**Problem to solve**:
Collect all lines from the records below that include the word "nous".

Dataset entries:
>> Begin

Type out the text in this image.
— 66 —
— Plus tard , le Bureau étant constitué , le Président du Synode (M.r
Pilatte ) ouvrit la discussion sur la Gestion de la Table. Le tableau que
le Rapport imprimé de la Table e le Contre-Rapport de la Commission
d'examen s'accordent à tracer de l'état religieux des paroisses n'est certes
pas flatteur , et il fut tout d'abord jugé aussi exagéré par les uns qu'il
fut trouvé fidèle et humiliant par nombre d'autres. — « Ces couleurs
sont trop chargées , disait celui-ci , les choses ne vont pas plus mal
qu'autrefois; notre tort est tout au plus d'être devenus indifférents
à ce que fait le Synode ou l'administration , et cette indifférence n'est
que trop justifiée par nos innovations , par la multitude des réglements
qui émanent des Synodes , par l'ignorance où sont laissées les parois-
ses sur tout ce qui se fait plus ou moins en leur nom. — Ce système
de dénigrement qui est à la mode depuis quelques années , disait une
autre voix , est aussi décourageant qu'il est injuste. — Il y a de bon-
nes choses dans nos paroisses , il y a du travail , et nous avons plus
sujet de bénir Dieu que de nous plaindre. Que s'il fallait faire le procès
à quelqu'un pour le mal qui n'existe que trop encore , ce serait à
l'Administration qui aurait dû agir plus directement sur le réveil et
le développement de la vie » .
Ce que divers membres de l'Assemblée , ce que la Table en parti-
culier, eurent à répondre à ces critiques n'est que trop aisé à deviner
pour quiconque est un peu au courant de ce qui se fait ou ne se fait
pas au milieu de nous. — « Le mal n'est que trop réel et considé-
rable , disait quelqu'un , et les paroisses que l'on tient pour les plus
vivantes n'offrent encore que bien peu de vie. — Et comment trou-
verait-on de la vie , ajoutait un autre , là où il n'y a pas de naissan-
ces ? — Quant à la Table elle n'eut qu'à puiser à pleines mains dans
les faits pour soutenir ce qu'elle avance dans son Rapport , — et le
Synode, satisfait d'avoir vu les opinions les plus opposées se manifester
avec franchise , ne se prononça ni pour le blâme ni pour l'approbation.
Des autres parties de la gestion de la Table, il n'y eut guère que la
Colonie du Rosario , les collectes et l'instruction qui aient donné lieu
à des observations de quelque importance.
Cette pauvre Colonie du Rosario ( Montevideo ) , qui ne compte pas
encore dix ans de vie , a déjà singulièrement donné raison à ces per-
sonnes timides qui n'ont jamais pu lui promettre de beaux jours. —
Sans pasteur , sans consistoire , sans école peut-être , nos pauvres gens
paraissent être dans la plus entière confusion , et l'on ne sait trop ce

>> End

**Written answer**:
nes choses dans nos paroisses , il y a du travail , et nous avons plus
sujet de bénir Dieu que de nous plaindre. Que s'il fallait faire le procès
pas au milieu de nous. — « Le mal n'est que trop réel et considé-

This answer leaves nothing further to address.